--- start of STORED DATA ---
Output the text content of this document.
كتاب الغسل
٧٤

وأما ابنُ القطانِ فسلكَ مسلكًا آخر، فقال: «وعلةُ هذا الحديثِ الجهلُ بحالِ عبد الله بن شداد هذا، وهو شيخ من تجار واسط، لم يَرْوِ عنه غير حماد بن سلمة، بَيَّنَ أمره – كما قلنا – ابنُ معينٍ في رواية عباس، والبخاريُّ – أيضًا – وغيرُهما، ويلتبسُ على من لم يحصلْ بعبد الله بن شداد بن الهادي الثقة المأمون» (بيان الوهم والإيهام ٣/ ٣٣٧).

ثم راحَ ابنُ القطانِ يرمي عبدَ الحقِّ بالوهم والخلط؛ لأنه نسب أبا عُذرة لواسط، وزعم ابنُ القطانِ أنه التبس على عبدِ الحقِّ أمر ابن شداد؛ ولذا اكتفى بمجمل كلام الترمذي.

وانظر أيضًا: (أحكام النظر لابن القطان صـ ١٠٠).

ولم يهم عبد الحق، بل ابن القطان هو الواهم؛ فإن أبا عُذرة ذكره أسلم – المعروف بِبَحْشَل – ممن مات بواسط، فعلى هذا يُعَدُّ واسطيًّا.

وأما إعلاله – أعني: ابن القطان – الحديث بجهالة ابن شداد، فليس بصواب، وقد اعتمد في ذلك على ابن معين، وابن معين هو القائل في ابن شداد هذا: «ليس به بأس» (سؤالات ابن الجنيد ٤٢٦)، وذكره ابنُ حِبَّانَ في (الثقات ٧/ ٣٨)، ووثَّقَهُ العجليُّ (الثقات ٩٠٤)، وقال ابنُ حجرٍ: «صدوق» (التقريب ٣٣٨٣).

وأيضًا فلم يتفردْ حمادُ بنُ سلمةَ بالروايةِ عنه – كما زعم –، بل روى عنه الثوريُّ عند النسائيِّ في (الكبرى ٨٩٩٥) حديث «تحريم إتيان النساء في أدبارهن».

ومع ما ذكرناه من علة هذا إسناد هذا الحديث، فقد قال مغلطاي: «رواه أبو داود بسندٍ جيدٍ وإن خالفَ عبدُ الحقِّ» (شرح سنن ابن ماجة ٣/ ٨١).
--- end of STORED DATA ---
▸ WHAT YOU WILL DO
Quote all of the entries exactly as they appear.

▸ SOLUTION BELOW
Output the text content of this document.
كتاب الغسل
٧٤

وأما ابنُ القطانِ فسلكَ مسلكًا آخر، فقال: «وعلةُ هذا الحديثِ الجهلُ بحالِ عبد الله بن شداد هذا، وهو شيخ من تجار واسط، لم يَرْوِ عنه غير حماد بن سلمة، بَيَّنَ أمره – كما قلنا – ابنُ معينٍ في رواية عباس، والبخاريُّ – أيضًا – وغيرُهما، ويلتبسُ على من لم يحصلْ بعبد الله بن شداد بن الهادي الثقة المأمون» (بيان الوهم والإيهام ٣/ ٣٣٧).

ثم راحَ ابنُ القطانِ يرمي عبدَ الحقِّ بالوهم والخلط؛ لأنه نسب أبا عُذرة لواسط، وزعم ابنُ القطانِ أنه التبس على عبدِ الحقِّ أمر ابن شداد؛ ولذا اكتفى بمجمل كلام الترمذي.

وانظر أيضًا: (أحكام النظر لابن القطان صـ ١٠٠).

ولم يهم عبد الحق، بل ابن القطان هو الواهم؛ فإن أبا عُذرة ذكره أسلم – المعروف بِبَحْشَل – ممن مات بواسط، فعلى هذا يُعَدُّ واسطيًّا.

وأما إعلاله – أعني: ابن القطان – الحديث بجهالة ابن شداد، فليس بصواب، وقد اعتمد في ذلك على ابن معين، وابن معين هو القائل في ابن شداد هذا: «ليس به بأس» (سؤالات ابن الجنيد ٤٢٦)، وذكره ابنُ حِبَّانَ في (الثقات ٧/ ٣٨)، ووثَّقَهُ العجليُّ (الثقات ٩٠٤)، وقال ابنُ حجرٍ: «صدوق» (التقريب ٣٣٨٣).

وأيضًا فلم يتفردْ حمادُ بنُ سلمةَ بالروايةِ عنه – كما زعم –، بل روى عنه الثوريُّ عند النسائيِّ في (الكبرى ٨٩٩٥) حديث «تحريم إتيان النساء في أدبارهن».

ومع ما ذكرناه من علة هذا إسناد هذا الحديث، فقد قال مغلطاي: «رواه أبو داود بسندٍ جيدٍ وإن خالفَ عبدُ الحقِّ» (شرح سنن ابن ماجة ٣/ ٨١).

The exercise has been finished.